───── Supplied material ─────
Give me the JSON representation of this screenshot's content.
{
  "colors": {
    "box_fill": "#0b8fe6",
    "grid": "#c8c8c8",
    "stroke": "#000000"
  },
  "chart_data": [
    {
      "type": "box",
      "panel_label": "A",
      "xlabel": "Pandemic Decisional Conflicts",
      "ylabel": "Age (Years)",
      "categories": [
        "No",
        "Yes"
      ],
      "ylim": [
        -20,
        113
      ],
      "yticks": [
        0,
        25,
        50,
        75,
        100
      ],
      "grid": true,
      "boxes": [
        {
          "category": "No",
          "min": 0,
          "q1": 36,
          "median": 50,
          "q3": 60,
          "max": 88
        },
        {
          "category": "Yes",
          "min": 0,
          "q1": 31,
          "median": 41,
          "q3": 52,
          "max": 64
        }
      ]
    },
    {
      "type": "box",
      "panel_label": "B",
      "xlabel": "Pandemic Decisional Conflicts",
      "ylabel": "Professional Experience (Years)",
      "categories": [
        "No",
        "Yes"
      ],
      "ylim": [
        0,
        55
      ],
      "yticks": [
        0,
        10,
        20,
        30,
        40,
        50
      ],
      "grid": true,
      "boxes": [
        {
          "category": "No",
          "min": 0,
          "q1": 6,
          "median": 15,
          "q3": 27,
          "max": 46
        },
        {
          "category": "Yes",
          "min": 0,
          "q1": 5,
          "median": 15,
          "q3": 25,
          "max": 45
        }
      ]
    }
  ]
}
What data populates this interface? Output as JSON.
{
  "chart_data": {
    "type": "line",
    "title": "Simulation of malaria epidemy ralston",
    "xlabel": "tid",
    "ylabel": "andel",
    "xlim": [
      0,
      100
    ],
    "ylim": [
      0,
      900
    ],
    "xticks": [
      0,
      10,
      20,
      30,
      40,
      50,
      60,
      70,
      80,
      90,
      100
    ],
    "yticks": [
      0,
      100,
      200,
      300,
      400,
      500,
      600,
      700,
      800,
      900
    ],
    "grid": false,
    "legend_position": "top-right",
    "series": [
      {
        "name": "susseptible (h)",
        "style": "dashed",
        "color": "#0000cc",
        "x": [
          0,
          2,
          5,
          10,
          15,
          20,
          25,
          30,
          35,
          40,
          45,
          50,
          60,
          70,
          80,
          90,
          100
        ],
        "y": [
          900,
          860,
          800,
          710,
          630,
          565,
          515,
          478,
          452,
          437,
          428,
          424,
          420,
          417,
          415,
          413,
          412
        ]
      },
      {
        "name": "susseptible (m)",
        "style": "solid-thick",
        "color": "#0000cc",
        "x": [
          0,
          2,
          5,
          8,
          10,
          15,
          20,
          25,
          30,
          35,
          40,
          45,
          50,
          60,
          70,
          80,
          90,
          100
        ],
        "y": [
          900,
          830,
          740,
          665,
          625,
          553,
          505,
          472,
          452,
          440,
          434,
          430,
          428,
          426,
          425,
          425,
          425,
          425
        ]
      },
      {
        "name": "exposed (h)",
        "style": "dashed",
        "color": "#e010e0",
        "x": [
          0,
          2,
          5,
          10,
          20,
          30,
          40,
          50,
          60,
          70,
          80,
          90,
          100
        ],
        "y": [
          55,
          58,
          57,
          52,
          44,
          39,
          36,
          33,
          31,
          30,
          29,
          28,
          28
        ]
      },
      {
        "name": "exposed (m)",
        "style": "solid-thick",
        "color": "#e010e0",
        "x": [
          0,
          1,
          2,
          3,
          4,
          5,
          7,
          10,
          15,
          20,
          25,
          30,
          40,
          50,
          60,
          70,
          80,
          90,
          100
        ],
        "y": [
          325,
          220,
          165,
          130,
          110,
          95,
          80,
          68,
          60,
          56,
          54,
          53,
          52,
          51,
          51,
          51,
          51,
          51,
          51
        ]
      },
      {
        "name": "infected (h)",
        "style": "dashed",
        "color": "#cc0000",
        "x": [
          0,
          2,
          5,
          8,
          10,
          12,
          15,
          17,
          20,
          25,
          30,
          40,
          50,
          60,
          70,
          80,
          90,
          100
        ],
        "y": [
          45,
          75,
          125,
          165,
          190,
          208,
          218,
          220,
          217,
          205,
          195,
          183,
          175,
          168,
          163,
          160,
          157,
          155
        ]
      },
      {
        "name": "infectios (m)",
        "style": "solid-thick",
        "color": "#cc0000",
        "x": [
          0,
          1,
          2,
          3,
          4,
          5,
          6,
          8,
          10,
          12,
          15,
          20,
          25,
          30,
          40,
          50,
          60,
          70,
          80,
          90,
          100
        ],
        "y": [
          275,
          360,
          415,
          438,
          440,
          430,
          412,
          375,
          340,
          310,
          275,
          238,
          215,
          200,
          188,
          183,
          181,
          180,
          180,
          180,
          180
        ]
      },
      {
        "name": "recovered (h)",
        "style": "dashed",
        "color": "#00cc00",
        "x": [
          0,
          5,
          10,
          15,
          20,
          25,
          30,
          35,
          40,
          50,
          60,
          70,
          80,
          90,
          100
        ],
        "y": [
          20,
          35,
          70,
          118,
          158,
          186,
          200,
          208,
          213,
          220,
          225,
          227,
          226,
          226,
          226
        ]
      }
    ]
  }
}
─────
Copy out every line with the word "JSON".

Give me the JSON representation of this screenshot's content.
What data populates this interface? Output as JSON.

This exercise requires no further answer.